I'm very curious about the matrix screen capabilities.

I know it's fast enough for animation because I saw some footage of what looks like the NXT boot up sequence where the LEGO logo "morphs" into the MINDSTORMS logo, but I still can't find anything about the flexibility of the standard software to easily do graphics or animations on the NXT brick.

If this is possible out-of-the-box, I can see some NXT's being used as the 1st platform for kids to develop their own custom portable mini-apps/mini-games, through the use of the NXT as a standalone mini-games machine (GameNXTboy?) or making more evolved interfaces, like using the sensors as the game input.

You can make a 2 axis "analogue" joystick through the use of the sensors in the motors. Add to it another 1 axis joystick with the spare motor, and a "fire" button with the touch-sensor.

Imagine using the Ultrasound sensor to control with your hand, the bat of an Arkanoid-type game :) or (more annoyingly) using high/low pitch to control the bat on a Ping-Pong game... hmmm... or both to control a Tetris-like game (yup, a *CLAP* sound would rotate the piece, and the proximity to the Ultrasound would slide left/right).

All this could be possible if there's an easy way to control the screen graphically.

Forgetting "games" and thinking more about real robotics uses, I expect to use the screen as the main option for debugging programs. I hope I can do it not only in text format but graphically.

If true, one would be able to present data in a more understandable format for the kids right there on the NXT screen. For instance, real-time plotting a 2D graph of the Ultrasound sensor on X axis and motor sensor angle on Y axis (or more like a proper RADAR display) or a Sound Pitch vs. Time graph, etc...

If nothing of this is possible now with the standard software, we just have to wait to see if NextBrickOS(?) or even NQC can provide this kind of flexibility.
Koshdukai said…

I don't understand the question, but, I think you know that LEGO also sells Remote Controlled LEGO Cars.

[Using the information]
1. Extract the text of the NXT screen post, starting with "I know it's" and going on through "with the touch-sensor.".
2. In the NXT screen post, which sensor would serve as the "fire" button?

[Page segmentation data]
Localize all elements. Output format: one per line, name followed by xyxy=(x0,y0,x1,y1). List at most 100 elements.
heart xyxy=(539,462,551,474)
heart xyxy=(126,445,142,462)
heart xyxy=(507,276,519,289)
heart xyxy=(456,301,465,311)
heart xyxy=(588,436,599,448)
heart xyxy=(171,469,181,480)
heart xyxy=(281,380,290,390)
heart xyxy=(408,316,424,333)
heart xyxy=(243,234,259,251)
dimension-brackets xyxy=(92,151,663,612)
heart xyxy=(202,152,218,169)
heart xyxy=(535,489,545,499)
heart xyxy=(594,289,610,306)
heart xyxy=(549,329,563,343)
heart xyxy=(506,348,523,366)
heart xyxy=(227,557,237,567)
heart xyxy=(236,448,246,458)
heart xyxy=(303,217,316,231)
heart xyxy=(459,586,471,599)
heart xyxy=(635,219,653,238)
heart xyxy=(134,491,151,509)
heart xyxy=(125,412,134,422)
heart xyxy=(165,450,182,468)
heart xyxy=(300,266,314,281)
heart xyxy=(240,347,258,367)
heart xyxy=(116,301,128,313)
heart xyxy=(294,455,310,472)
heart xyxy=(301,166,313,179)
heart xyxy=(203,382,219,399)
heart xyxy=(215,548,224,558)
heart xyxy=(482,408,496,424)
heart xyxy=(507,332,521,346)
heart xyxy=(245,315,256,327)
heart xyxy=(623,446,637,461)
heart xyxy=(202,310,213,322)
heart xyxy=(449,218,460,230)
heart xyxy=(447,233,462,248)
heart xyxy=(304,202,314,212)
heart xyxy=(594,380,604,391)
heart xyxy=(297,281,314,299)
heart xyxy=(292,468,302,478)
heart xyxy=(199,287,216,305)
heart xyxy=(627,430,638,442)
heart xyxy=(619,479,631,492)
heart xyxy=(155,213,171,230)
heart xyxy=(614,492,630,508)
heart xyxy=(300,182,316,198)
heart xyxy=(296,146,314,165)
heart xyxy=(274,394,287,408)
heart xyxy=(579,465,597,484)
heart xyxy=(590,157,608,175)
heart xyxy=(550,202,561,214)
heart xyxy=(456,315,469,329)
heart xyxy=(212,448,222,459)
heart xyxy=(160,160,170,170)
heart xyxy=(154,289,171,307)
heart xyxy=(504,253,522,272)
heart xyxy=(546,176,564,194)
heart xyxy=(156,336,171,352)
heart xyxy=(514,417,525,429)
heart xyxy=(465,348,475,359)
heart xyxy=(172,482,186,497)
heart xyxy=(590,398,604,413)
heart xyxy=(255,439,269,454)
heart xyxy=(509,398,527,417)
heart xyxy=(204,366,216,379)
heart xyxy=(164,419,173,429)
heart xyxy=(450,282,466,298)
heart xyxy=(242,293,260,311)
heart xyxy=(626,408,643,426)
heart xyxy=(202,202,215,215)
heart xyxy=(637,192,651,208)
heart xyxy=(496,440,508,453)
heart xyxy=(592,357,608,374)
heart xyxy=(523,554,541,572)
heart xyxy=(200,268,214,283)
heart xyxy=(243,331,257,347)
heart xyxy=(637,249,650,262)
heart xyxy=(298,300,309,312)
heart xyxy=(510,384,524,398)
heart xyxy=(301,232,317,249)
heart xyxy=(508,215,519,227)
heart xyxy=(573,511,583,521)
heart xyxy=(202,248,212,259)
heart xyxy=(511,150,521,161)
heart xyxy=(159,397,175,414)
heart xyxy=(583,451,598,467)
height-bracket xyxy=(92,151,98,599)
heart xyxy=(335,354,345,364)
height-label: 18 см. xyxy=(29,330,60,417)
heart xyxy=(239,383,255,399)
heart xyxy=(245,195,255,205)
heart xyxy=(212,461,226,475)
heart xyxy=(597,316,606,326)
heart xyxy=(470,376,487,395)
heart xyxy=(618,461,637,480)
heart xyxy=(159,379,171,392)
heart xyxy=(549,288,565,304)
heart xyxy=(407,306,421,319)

[Answers by item]
1.
I know it's fast enough for animation because I saw some footage of what looks like the NXT boot up sequence where the LEGO logo "morphs" into the MINDSTORMS logo, but I still can't find anything about the flexibility of the standard software to easily do graphics or animations on the NXT brick.

If this is possible out-of-the-box, I can see some NXT's being used as the 1st platform for kids to develop their own custom portable mini-apps/mini-games, through the use of the NXT as a standalone mini-games machine (GameNXTboy?) or making more evolved interfaces, like using the sensors as the game input.

You can make a 2 axis "analogue" joystick through the use of the sensors in the motors. Add to it another 1 axis joystick with the spare motor, and a "fire" button with the touch-sensor.

2. The touch sensor.